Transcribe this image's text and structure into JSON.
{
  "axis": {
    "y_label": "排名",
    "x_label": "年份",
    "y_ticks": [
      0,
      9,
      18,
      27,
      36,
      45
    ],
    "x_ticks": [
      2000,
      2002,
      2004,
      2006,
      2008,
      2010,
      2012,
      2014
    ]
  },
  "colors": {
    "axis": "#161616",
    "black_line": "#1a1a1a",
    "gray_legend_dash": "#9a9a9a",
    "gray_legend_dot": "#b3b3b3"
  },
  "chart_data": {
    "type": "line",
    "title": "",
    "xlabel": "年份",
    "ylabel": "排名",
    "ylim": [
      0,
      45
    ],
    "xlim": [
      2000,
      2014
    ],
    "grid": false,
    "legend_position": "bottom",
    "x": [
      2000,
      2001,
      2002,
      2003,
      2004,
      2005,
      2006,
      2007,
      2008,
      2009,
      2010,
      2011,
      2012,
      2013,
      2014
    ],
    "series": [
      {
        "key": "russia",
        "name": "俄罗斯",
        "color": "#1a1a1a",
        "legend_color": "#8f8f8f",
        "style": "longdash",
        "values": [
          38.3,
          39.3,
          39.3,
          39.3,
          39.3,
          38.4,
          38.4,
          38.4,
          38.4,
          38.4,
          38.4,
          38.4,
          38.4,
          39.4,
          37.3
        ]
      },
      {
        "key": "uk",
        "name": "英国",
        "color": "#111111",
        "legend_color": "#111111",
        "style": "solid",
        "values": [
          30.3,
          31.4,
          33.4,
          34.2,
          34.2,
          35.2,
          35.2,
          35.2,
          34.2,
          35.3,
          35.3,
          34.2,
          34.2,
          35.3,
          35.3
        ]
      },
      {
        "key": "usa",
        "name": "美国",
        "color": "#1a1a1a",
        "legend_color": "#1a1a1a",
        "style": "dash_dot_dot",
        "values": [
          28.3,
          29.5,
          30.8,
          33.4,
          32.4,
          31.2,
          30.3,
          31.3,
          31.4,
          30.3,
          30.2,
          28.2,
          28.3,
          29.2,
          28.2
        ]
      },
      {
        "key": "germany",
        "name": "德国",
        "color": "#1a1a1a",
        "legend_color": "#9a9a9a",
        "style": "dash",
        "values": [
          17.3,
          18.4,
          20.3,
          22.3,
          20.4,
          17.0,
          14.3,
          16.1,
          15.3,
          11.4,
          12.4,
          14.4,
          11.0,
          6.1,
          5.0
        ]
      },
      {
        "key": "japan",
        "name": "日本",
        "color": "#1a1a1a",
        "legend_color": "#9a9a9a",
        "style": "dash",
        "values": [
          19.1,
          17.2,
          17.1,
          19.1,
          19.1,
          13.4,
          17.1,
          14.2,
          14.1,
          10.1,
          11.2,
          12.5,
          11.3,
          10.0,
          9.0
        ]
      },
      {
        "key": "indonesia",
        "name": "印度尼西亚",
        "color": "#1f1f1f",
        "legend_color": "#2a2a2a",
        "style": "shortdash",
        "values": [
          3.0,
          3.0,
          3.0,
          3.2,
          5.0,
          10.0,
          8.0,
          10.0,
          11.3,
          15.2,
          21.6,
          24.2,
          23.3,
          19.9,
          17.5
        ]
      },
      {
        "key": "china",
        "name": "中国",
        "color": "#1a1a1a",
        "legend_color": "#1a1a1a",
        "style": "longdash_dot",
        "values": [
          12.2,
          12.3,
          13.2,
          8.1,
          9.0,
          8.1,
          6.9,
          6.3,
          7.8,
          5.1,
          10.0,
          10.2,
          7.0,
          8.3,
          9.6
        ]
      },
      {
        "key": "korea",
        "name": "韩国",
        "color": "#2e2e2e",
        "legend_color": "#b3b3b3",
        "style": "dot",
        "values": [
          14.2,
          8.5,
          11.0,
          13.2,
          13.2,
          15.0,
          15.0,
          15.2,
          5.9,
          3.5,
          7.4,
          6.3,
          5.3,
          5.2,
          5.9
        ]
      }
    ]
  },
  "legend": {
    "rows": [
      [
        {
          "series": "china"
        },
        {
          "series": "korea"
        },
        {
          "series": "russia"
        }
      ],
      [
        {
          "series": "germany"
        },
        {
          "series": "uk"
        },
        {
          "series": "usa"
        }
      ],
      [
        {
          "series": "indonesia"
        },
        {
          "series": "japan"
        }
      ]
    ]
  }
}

- **Task directions**
List the lines of the entries that include "series".

- **Correct result**
    "series": [
          "series": "china"
          "series": "korea"
          "series": "russia"
          "series": "germany"
          "series": "uk"
          "series": "usa"
          "series": "indonesia"
          "series": "japan"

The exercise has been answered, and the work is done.